# [EXCERPTED RECORDS]
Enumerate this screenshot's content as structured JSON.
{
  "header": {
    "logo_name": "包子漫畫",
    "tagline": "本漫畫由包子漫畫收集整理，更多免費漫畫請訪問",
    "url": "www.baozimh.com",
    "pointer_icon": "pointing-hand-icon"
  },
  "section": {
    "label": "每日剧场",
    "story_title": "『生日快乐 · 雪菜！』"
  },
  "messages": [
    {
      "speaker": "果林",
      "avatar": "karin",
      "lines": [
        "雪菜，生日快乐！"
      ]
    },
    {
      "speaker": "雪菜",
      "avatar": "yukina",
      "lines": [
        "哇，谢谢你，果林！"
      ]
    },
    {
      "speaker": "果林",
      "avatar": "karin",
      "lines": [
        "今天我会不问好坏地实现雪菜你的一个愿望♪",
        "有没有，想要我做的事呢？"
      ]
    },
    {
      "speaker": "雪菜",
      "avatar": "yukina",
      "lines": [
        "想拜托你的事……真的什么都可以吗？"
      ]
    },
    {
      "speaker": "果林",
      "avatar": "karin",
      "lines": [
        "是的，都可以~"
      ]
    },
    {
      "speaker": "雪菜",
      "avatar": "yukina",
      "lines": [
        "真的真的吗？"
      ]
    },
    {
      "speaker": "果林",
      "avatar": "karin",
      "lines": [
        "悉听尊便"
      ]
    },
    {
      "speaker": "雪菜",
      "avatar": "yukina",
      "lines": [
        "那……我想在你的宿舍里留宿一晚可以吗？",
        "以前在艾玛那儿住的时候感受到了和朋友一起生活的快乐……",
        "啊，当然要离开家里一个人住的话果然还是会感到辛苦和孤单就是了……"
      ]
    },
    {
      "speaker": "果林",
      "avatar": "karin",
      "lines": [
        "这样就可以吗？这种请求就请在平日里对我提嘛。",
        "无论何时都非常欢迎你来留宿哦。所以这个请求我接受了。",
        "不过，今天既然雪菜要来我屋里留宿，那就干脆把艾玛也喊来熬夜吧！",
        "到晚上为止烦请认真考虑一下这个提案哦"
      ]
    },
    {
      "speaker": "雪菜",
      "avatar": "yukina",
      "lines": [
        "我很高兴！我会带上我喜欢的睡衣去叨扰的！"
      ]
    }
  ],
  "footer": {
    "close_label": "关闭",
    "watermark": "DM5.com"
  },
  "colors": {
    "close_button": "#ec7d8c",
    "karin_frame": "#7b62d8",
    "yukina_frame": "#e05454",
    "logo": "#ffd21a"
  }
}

# [WHAT IS EXPECTED]
Above are the records; retype every one exactly.

# [ANSWER FOR THE TASK]
Enumerate this screenshot's content as structured JSON.
{
  "header": {
    "logo_name": "包子漫畫",
    "tagline": "本漫畫由包子漫畫收集整理，更多免費漫畫請訪問",
    "url": "www.baozimh.com",
    "pointer_icon": "pointing-hand-icon"
  },
  "section": {
    "label": "每日剧场",
    "story_title": "『生日快乐 · 雪菜！』"
  },
  "messages": [
    {
      "speaker": "果林",
      "avatar": "karin",
      "lines": [
        "雪菜，生日快乐！"
      ]
    },
    {
      "speaker": "雪菜",
      "avatar": "yukina",
      "lines": [
        "哇，谢谢你，果林！"
      ]
    },
    {
      "speaker": "果林",
      "avatar": "karin",
      "lines": [
        "今天我会不问好坏地实现雪菜你的一个愿望♪",
        "有没有，想要我做的事呢？"
      ]
    },
    {
      "speaker": "雪菜",
      "avatar": "yukina",
      "lines": [
        "想拜托你的事……真的什么都可以吗？"
      ]
    },
    {
      "speaker": "果林",
      "avatar": "karin",
      "lines": [
        "是的，都可以~"
      ]
    },
    {
      "speaker": "雪菜",
      "avatar": "yukina",
      "lines": [
        "真的真的吗？"
      ]
    },
    {
      "speaker": "果林",
      "avatar": "karin",
      "lines": [
        "悉听尊便"
      ]
    },
    {
      "speaker": "雪菜",
      "avatar": "yukina",
      "lines": [
        "那……我想在你的宿舍里留宿一晚可以吗？",
        "以前在艾玛那儿住的时候感受到了和朋友一起生活的快乐……",
        "啊，当然要离开家里一个人住的话果然还是会感到辛苦和孤单就是了……"
      ]
    },
    {
      "speaker": "果林",
      "avatar": "karin",
      "lines": [
        "这样就可以吗？这种请求就请在平日里对我提嘛。",
        "无论何时都非常欢迎你来留宿哦。所以这个请求我接受了。",
        "不过，今天既然雪菜要来我屋里留宿，那就干脆把艾玛也喊来熬夜吧！",
        "到晚上为止烦请认真考虑一下这个提案哦"
      ]
    },
    {
      "speaker": "雪菜",
      "avatar": "yukina",
      "lines": [
        "我很高兴！我会带上我喜欢的睡衣去叨扰的！"
      ]
    }
  ],
  "footer": {
    "close_label": "关闭",
    "watermark": "DM5.com"
  },
  "colors": {
    "close_button": "#ec7d8c",
    "karin_frame": "#7b62d8",
    "yukina_frame": "#e05454",
    "logo": "#ffd21a"
  }
}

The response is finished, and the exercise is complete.